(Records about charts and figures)
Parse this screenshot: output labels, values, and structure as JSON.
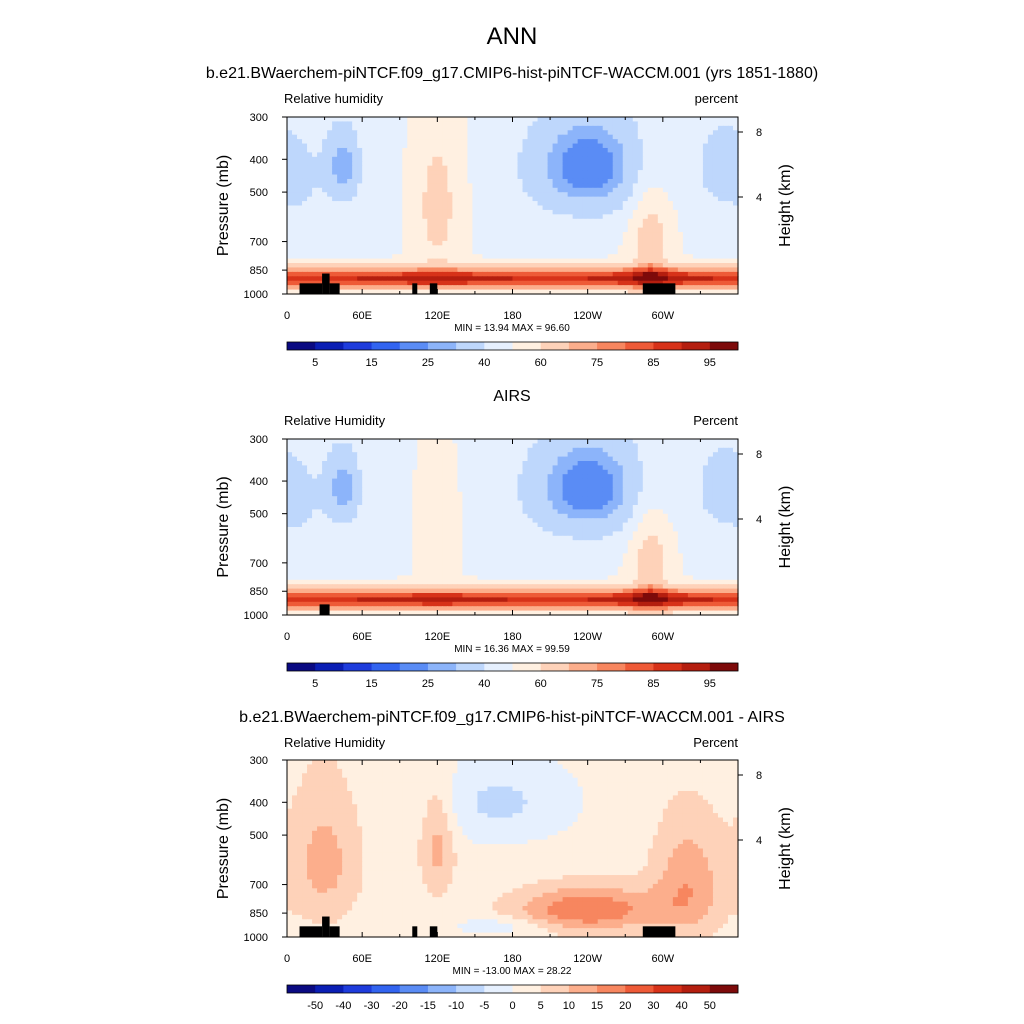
{
  "page": {
    "title": "ANN"
  },
  "colors": {
    "rh_palette": [
      "#0a0a82",
      "#0a1eb4",
      "#1e3cdc",
      "#3264f0",
      "#5a8cf5",
      "#8cb4fa",
      "#bed7fc",
      "#e6f0fe",
      "#fff0e1",
      "#fed2b9",
      "#fcae8c",
      "#f7865f",
      "#ee5a37",
      "#d73219",
      "#b41e0f",
      "#7d0a0a"
    ],
    "diff_palette": [
      "#0a0a82",
      "#0a1eb4",
      "#1e3cdc",
      "#3264f0",
      "#5a8cf5",
      "#8cb4fa",
      "#bed7fc",
      "#e6f0fe",
      "#fff0e1",
      "#fed2b9",
      "#fcae8c",
      "#f7865f",
      "#ee5a37",
      "#d73219",
      "#b41e0f",
      "#7d0a0a"
    ],
    "terrain": "#000000"
  },
  "chart_data": [
    {
      "type": "heatmap",
      "title": "b.e21.BWaerchem-piNTCF.f09_g17.CMIP6-hist-piNTCF-WACCM.001 (yrs 1851-1880)",
      "left_string": "Relative humidity",
      "right_string": "percent",
      "ylabel": "Pressure (mb)",
      "y2label": "Height (km)",
      "xticks": [
        "0",
        "60E",
        "120E",
        "180",
        "120W",
        "60W"
      ],
      "xtick_lons": [
        0,
        60,
        120,
        180,
        240,
        300
      ],
      "xlim": [
        0,
        360
      ],
      "yticks": [
        300,
        400,
        500,
        700,
        850,
        1000
      ],
      "ylim": [
        300,
        1000
      ],
      "y2ticks": [
        8,
        4
      ],
      "stats": "MIN =  13.94  MAX =  96.60",
      "min": 13.94,
      "max": 96.6,
      "colorbar_levels": [
        5,
        10,
        15,
        20,
        25,
        30,
        40,
        50,
        60,
        70,
        75,
        80,
        85,
        90,
        95
      ],
      "colorbar_labels": [
        "5",
        "15",
        "25",
        "40",
        "60",
        "75",
        "85",
        "95"
      ],
      "palette": "rh_palette",
      "terrain": [
        [
          10,
          28,
          930
        ],
        [
          28,
          34,
          870
        ],
        [
          34,
          42,
          930
        ],
        [
          100,
          104,
          930
        ],
        [
          114,
          120,
          930
        ],
        [
          284,
          310,
          930
        ]
      ]
    },
    {
      "type": "heatmap",
      "title": "AIRS",
      "left_string": "Relative Humidity",
      "right_string": "Percent",
      "ylabel": "Pressure (mb)",
      "y2label": "Height (km)",
      "xticks": [
        "0",
        "60E",
        "120E",
        "180",
        "120W",
        "60W"
      ],
      "xtick_lons": [
        0,
        60,
        120,
        180,
        240,
        300
      ],
      "xlim": [
        0,
        360
      ],
      "yticks": [
        300,
        400,
        500,
        700,
        850,
        1000
      ],
      "ylim": [
        300,
        1000
      ],
      "y2ticks": [
        8,
        4
      ],
      "stats": "MIN =  16.36  MAX =  99.59",
      "min": 16.36,
      "max": 99.59,
      "colorbar_levels": [
        5,
        10,
        15,
        20,
        25,
        30,
        40,
        50,
        60,
        70,
        75,
        80,
        85,
        90,
        95
      ],
      "colorbar_labels": [
        "5",
        "15",
        "25",
        "40",
        "60",
        "75",
        "85",
        "95"
      ],
      "palette": "rh_palette",
      "terrain": [
        [
          26,
          34,
          930
        ]
      ]
    },
    {
      "type": "heatmap",
      "title": "b.e21.BWaerchem-piNTCF.f09_g17.CMIP6-hist-piNTCF-WACCM.001 - AIRS",
      "left_string": "Relative Humidity",
      "right_string": "Percent",
      "ylabel": "Pressure (mb)",
      "y2label": "Height (km)",
      "xticks": [
        "0",
        "60E",
        "120E",
        "180",
        "120W",
        "60W"
      ],
      "xtick_lons": [
        0,
        60,
        120,
        180,
        240,
        300
      ],
      "xlim": [
        0,
        360
      ],
      "yticks": [
        300,
        400,
        500,
        700,
        850,
        1000
      ],
      "ylim": [
        300,
        1000
      ],
      "y2ticks": [
        8,
        4
      ],
      "stats": "MIN = -13.00  MAX =  28.22",
      "min": -13.0,
      "max": 28.22,
      "colorbar_levels": [
        -50,
        -40,
        -30,
        -20,
        -15,
        -10,
        -5,
        0,
        5,
        10,
        15,
        20,
        30,
        40,
        50
      ],
      "colorbar_labels": [
        "-50",
        "-40",
        "-30",
        "-20",
        "-15",
        "-10",
        "-5",
        "0",
        "5",
        "10",
        "15",
        "20",
        "30",
        "40",
        "50"
      ],
      "palette": "diff_palette",
      "terrain": [
        [
          10,
          28,
          930
        ],
        [
          28,
          34,
          870
        ],
        [
          34,
          42,
          930
        ],
        [
          100,
          104,
          930
        ],
        [
          114,
          120,
          930
        ],
        [
          284,
          310,
          930
        ]
      ]
    }
  ]
}
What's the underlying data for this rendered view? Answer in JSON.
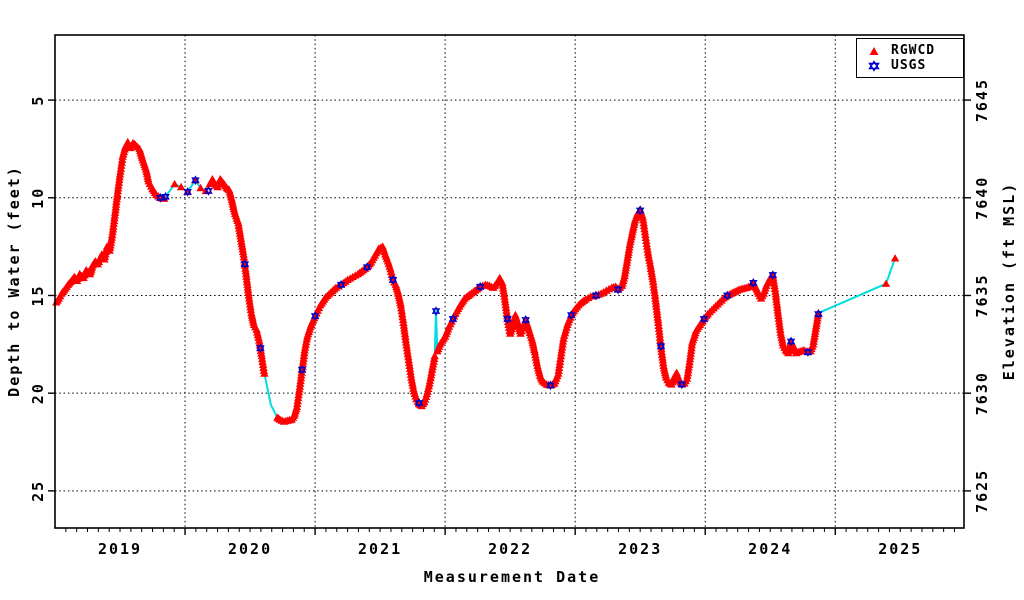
{
  "chart_data": {
    "type": "line+scatter",
    "xlabel": "Measurement Date",
    "ylabel_left": "Depth to Water (feet)",
    "ylabel_right": "Elevation (ft MSL)",
    "x_year_labels": [
      "2019",
      "2020",
      "2021",
      "2022",
      "2023",
      "2024",
      "2025"
    ],
    "x_grid_years": [
      2020,
      2021,
      2022,
      2023,
      2024,
      2025
    ],
    "x_range_years": [
      2019.0,
      2025.99
    ],
    "x_minor_ticks": "monthly",
    "y_ticks_left_depth_ft": [
      5,
      10,
      15,
      20,
      25
    ],
    "y_ticks_right_elevation_ft_msl": [
      7645,
      7640,
      7635,
      7630,
      7625
    ],
    "ylim_depth_ft": [
      1.67,
      26.9
    ],
    "elevation_equals": "7650 - depth",
    "grid": "dotted black, horizontal at depth ticks and vertical at year starts",
    "legend": {
      "position": "top-right",
      "items": [
        {
          "label": "RGWCD",
          "marker": "filled-triangle",
          "color": "#ff0000"
        },
        {
          "label": "USGS",
          "marker": "six-point-star",
          "color": "#0000cc"
        }
      ]
    },
    "colors": {
      "rgwcd_marker": "#ff0000",
      "usgs_marker": "#0000cc",
      "connecting_line": "#00dde0",
      "axis_and_text": "#000000"
    },
    "series_notes": "points are [decimal_year, depth_ft, code]; code 2 = dense red-triangle band segment, 1 = isolated red triangle, 0 = cyan line vertex only (no triangle)",
    "rgwcd_series": [
      [
        2019.01,
        15.35,
        2
      ],
      [
        2019.03,
        15.15,
        2
      ],
      [
        2019.05,
        14.9,
        2
      ],
      [
        2019.08,
        14.65,
        2
      ],
      [
        2019.1,
        14.45,
        2
      ],
      [
        2019.12,
        14.3,
        2
      ],
      [
        2019.15,
        14.05,
        2
      ],
      [
        2019.17,
        14.25,
        2
      ],
      [
        2019.19,
        13.9,
        2
      ],
      [
        2019.22,
        14.1,
        2
      ],
      [
        2019.24,
        13.7,
        2
      ],
      [
        2019.27,
        13.9,
        2
      ],
      [
        2019.29,
        13.45,
        2
      ],
      [
        2019.31,
        13.25,
        2
      ],
      [
        2019.33,
        13.4,
        2
      ],
      [
        2019.36,
        12.9,
        2
      ],
      [
        2019.38,
        13.15,
        2
      ],
      [
        2019.4,
        12.5,
        2
      ],
      [
        2019.42,
        12.7,
        2
      ],
      [
        2019.44,
        11.9,
        2
      ],
      [
        2019.46,
        10.9,
        2
      ],
      [
        2019.48,
        9.8,
        2
      ],
      [
        2019.5,
        8.8,
        2
      ],
      [
        2019.52,
        7.9,
        2
      ],
      [
        2019.54,
        7.4,
        2
      ],
      [
        2019.56,
        7.15,
        2
      ],
      [
        2019.58,
        7.45,
        2
      ],
      [
        2019.6,
        7.2,
        2
      ],
      [
        2019.62,
        7.3,
        2
      ],
      [
        2019.65,
        7.5,
        2
      ],
      [
        2019.67,
        7.95,
        2
      ],
      [
        2019.7,
        8.55,
        2
      ],
      [
        2019.72,
        9.15,
        2
      ],
      [
        2019.75,
        9.55,
        2
      ],
      [
        2019.78,
        9.85,
        2
      ],
      [
        2019.81,
        10.0,
        2
      ],
      [
        2019.84,
        10.05,
        2
      ],
      [
        2019.92,
        9.3,
        1
      ],
      [
        2019.97,
        9.45,
        1
      ],
      [
        2020.02,
        9.7,
        1
      ],
      [
        2020.08,
        9.1,
        1
      ],
      [
        2020.12,
        9.5,
        1
      ],
      [
        2020.16,
        9.65,
        1
      ],
      [
        2020.19,
        9.3,
        1
      ],
      [
        2020.21,
        9.05,
        2
      ],
      [
        2020.23,
        9.3,
        2
      ],
      [
        2020.25,
        9.45,
        2
      ],
      [
        2020.27,
        9.05,
        2
      ],
      [
        2020.3,
        9.3,
        2
      ],
      [
        2020.32,
        9.5,
        2
      ],
      [
        2020.34,
        9.6,
        2
      ],
      [
        2020.36,
        10.1,
        2
      ],
      [
        2020.38,
        10.7,
        2
      ],
      [
        2020.41,
        11.3,
        2
      ],
      [
        2020.43,
        12.1,
        2
      ],
      [
        2020.45,
        12.9,
        2
      ],
      [
        2020.47,
        13.9,
        2
      ],
      [
        2020.49,
        15.0,
        2
      ],
      [
        2020.51,
        15.9,
        2
      ],
      [
        2020.53,
        16.5,
        2
      ],
      [
        2020.55,
        16.75,
        2
      ],
      [
        2020.57,
        17.3,
        2
      ],
      [
        2020.59,
        18.1,
        2
      ],
      [
        2020.61,
        19.0,
        2
      ],
      [
        2020.66,
        20.6,
        0
      ],
      [
        2020.71,
        21.25,
        1
      ],
      [
        2020.73,
        21.35,
        2
      ],
      [
        2020.76,
        21.45,
        2
      ],
      [
        2020.79,
        21.4,
        2
      ],
      [
        2020.82,
        21.35,
        2
      ],
      [
        2020.84,
        21.15,
        2
      ],
      [
        2020.86,
        20.7,
        2
      ],
      [
        2020.88,
        19.8,
        2
      ],
      [
        2020.9,
        18.8,
        2
      ],
      [
        2020.92,
        17.8,
        2
      ],
      [
        2020.94,
        17.1,
        2
      ],
      [
        2020.97,
        16.5,
        2
      ],
      [
        2021.0,
        16.05,
        2
      ],
      [
        2021.04,
        15.5,
        2
      ],
      [
        2021.08,
        15.1,
        2
      ],
      [
        2021.12,
        14.85,
        2
      ],
      [
        2021.16,
        14.6,
        2
      ],
      [
        2021.2,
        14.45,
        2
      ],
      [
        2021.25,
        14.2,
        2
      ],
      [
        2021.29,
        14.05,
        2
      ],
      [
        2021.33,
        13.9,
        2
      ],
      [
        2021.37,
        13.7,
        2
      ],
      [
        2021.4,
        13.55,
        2
      ],
      [
        2021.43,
        13.3,
        2
      ],
      [
        2021.46,
        12.95,
        2
      ],
      [
        2021.49,
        12.6,
        2
      ],
      [
        2021.52,
        12.5,
        2
      ],
      [
        2021.54,
        12.9,
        2
      ],
      [
        2021.56,
        13.25,
        2
      ],
      [
        2021.58,
        13.65,
        2
      ],
      [
        2021.6,
        14.2,
        2
      ],
      [
        2021.62,
        14.45,
        2
      ],
      [
        2021.64,
        14.9,
        2
      ],
      [
        2021.66,
        15.5,
        2
      ],
      [
        2021.68,
        16.4,
        2
      ],
      [
        2021.7,
        17.4,
        2
      ],
      [
        2021.72,
        18.3,
        2
      ],
      [
        2021.74,
        19.2,
        2
      ],
      [
        2021.76,
        19.9,
        2
      ],
      [
        2021.78,
        20.3,
        2
      ],
      [
        2021.8,
        20.55,
        2
      ],
      [
        2021.82,
        20.65,
        2
      ],
      [
        2021.84,
        20.45,
        2
      ],
      [
        2021.86,
        20.05,
        2
      ],
      [
        2021.88,
        19.5,
        2
      ],
      [
        2021.9,
        18.8,
        2
      ],
      [
        2021.92,
        18.1,
        2
      ],
      [
        2021.93,
        15.8,
        0
      ],
      [
        2021.94,
        17.85,
        1
      ],
      [
        2021.96,
        17.5,
        2
      ],
      [
        2022.0,
        17.1,
        2
      ],
      [
        2022.03,
        16.6,
        2
      ],
      [
        2022.06,
        16.2,
        2
      ],
      [
        2022.09,
        15.8,
        2
      ],
      [
        2022.12,
        15.45,
        2
      ],
      [
        2022.15,
        15.15,
        2
      ],
      [
        2022.19,
        14.95,
        2
      ],
      [
        2022.23,
        14.75,
        2
      ],
      [
        2022.27,
        14.55,
        2
      ],
      [
        2022.31,
        14.45,
        2
      ],
      [
        2022.34,
        14.5,
        2
      ],
      [
        2022.37,
        14.6,
        2
      ],
      [
        2022.4,
        14.35,
        2
      ],
      [
        2022.42,
        14.1,
        2
      ],
      [
        2022.44,
        14.35,
        2
      ],
      [
        2022.46,
        15.2,
        2
      ],
      [
        2022.48,
        16.2,
        2
      ],
      [
        2022.5,
        16.95,
        2
      ],
      [
        2022.52,
        16.5,
        2
      ],
      [
        2022.54,
        16.0,
        2
      ],
      [
        2022.56,
        16.45,
        2
      ],
      [
        2022.58,
        16.95,
        2
      ],
      [
        2022.6,
        16.55,
        2
      ],
      [
        2022.62,
        16.25,
        2
      ],
      [
        2022.64,
        16.65,
        2
      ],
      [
        2022.67,
        17.3,
        2
      ],
      [
        2022.69,
        17.9,
        2
      ],
      [
        2022.71,
        18.6,
        2
      ],
      [
        2022.73,
        19.1,
        2
      ],
      [
        2022.75,
        19.4,
        2
      ],
      [
        2022.78,
        19.55,
        2
      ],
      [
        2022.81,
        19.6,
        2
      ],
      [
        2022.84,
        19.5,
        2
      ],
      [
        2022.87,
        19.0,
        2
      ],
      [
        2022.89,
        18.1,
        2
      ],
      [
        2022.91,
        17.2,
        2
      ],
      [
        2022.94,
        16.5,
        2
      ],
      [
        2022.97,
        16.0,
        2
      ],
      [
        2023.0,
        15.7,
        2
      ],
      [
        2023.04,
        15.4,
        2
      ],
      [
        2023.08,
        15.2,
        2
      ],
      [
        2023.12,
        15.05,
        2
      ],
      [
        2023.16,
        15.0,
        2
      ],
      [
        2023.2,
        14.9,
        2
      ],
      [
        2023.24,
        14.75,
        2
      ],
      [
        2023.28,
        14.6,
        2
      ],
      [
        2023.31,
        14.55,
        2
      ],
      [
        2023.33,
        14.7,
        2
      ],
      [
        2023.36,
        14.5,
        2
      ],
      [
        2023.38,
        14.0,
        2
      ],
      [
        2023.4,
        13.2,
        2
      ],
      [
        2023.42,
        12.4,
        2
      ],
      [
        2023.44,
        11.75,
        2
      ],
      [
        2023.46,
        11.15,
        2
      ],
      [
        2023.48,
        10.8,
        2
      ],
      [
        2023.5,
        10.6,
        2
      ],
      [
        2023.52,
        11.0,
        2
      ],
      [
        2023.54,
        11.9,
        2
      ],
      [
        2023.56,
        12.8,
        2
      ],
      [
        2023.58,
        13.5,
        2
      ],
      [
        2023.6,
        14.3,
        2
      ],
      [
        2023.62,
        15.3,
        2
      ],
      [
        2023.64,
        16.4,
        2
      ],
      [
        2023.66,
        17.6,
        2
      ],
      [
        2023.68,
        18.6,
        2
      ],
      [
        2023.7,
        19.2,
        2
      ],
      [
        2023.72,
        19.45,
        2
      ],
      [
        2023.74,
        19.55,
        2
      ],
      [
        2023.76,
        19.2,
        2
      ],
      [
        2023.78,
        18.95,
        2
      ],
      [
        2023.8,
        19.35,
        2
      ],
      [
        2023.82,
        19.55,
        2
      ],
      [
        2023.84,
        19.5,
        2
      ],
      [
        2023.86,
        19.25,
        2
      ],
      [
        2023.88,
        18.4,
        2
      ],
      [
        2023.9,
        17.4,
        2
      ],
      [
        2023.93,
        16.8,
        2
      ],
      [
        2023.96,
        16.5,
        2
      ],
      [
        2023.99,
        16.2,
        2
      ],
      [
        2024.02,
        15.95,
        2
      ],
      [
        2024.05,
        15.75,
        2
      ],
      [
        2024.08,
        15.55,
        2
      ],
      [
        2024.11,
        15.35,
        2
      ],
      [
        2024.14,
        15.15,
        2
      ],
      [
        2024.17,
        15.0,
        2
      ],
      [
        2024.2,
        14.9,
        2
      ],
      [
        2024.23,
        14.8,
        2
      ],
      [
        2024.26,
        14.7,
        2
      ],
      [
        2024.29,
        14.65,
        2
      ],
      [
        2024.32,
        14.6,
        2
      ],
      [
        2024.35,
        14.5,
        2
      ],
      [
        2024.37,
        14.35,
        2
      ],
      [
        2024.39,
        14.6,
        2
      ],
      [
        2024.41,
        14.9,
        2
      ],
      [
        2024.43,
        15.15,
        2
      ],
      [
        2024.45,
        14.9,
        2
      ],
      [
        2024.47,
        14.5,
        2
      ],
      [
        2024.5,
        14.1,
        2
      ],
      [
        2024.52,
        13.95,
        2
      ],
      [
        2024.54,
        14.8,
        2
      ],
      [
        2024.56,
        15.9,
        2
      ],
      [
        2024.58,
        16.9,
        2
      ],
      [
        2024.6,
        17.55,
        2
      ],
      [
        2024.62,
        17.8,
        2
      ],
      [
        2024.64,
        17.95,
        2
      ],
      [
        2024.66,
        17.35,
        2
      ],
      [
        2024.68,
        17.6,
        2
      ],
      [
        2024.7,
        17.95,
        2
      ],
      [
        2024.73,
        17.85,
        2
      ],
      [
        2024.76,
        17.8,
        2
      ],
      [
        2024.79,
        17.9,
        2
      ],
      [
        2024.81,
        17.85,
        2
      ],
      [
        2024.83,
        17.5,
        2
      ],
      [
        2024.85,
        16.7,
        2
      ],
      [
        2024.87,
        15.9,
        2
      ],
      [
        2025.39,
        14.4,
        1
      ],
      [
        2025.46,
        13.1,
        1
      ]
    ],
    "usgs_points": [
      [
        2019.81,
        10.0
      ],
      [
        2019.85,
        9.95
      ],
      [
        2020.02,
        9.7
      ],
      [
        2020.08,
        9.1
      ],
      [
        2020.18,
        9.65
      ],
      [
        2020.46,
        13.4
      ],
      [
        2020.58,
        17.7
      ],
      [
        2020.9,
        18.8
      ],
      [
        2021.0,
        16.05
      ],
      [
        2021.2,
        14.45
      ],
      [
        2021.4,
        13.55
      ],
      [
        2021.6,
        14.2
      ],
      [
        2021.8,
        20.5
      ],
      [
        2021.93,
        15.8
      ],
      [
        2022.06,
        16.2
      ],
      [
        2022.27,
        14.55
      ],
      [
        2022.48,
        16.2
      ],
      [
        2022.62,
        16.25
      ],
      [
        2022.81,
        19.6
      ],
      [
        2022.97,
        16.0
      ],
      [
        2023.16,
        15.0
      ],
      [
        2023.33,
        14.7
      ],
      [
        2023.5,
        10.65
      ],
      [
        2023.66,
        17.6
      ],
      [
        2023.82,
        19.55
      ],
      [
        2023.99,
        16.2
      ],
      [
        2024.17,
        15.0
      ],
      [
        2024.37,
        14.35
      ],
      [
        2024.52,
        13.95
      ],
      [
        2024.66,
        17.35
      ],
      [
        2024.79,
        17.9
      ],
      [
        2024.87,
        15.95
      ]
    ]
  }
}
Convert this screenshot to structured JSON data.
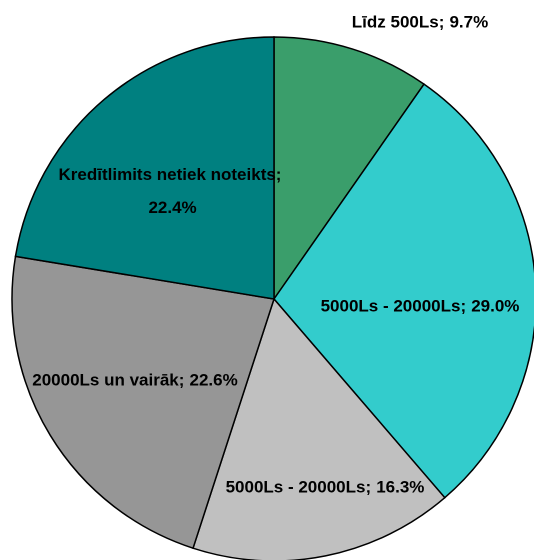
{
  "chart_data": {
    "type": "pie",
    "categories": [
      "Līdz 500Ls;",
      "5000Ls - 20000Ls;",
      "5000Ls - 20000Ls;",
      "20000Ls un vairāk;",
      "Kredītlimits netiek noteikts;"
    ],
    "values": [
      9.7,
      29.0,
      16.3,
      22.6,
      22.4
    ],
    "value_labels": [
      "9.7%",
      "29.0%",
      "16.3%",
      "22.6%",
      "22.4%"
    ],
    "colors": [
      "#3a9e6b",
      "#33cccc",
      "#c0c0c0",
      "#969696",
      "#008080"
    ]
  }
}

**TO DO:** Search the listing for the word "triangle". Copy every line in which it occurs.

**REPLY:**
          "marker": "filled-triangle",
    "series_notes": "points are [decimal_year, depth_ft, code]; code 2 = dense red-triangle band segment, 1 = isolated red triangle, 0 = cyan line vertex only (no triangle)",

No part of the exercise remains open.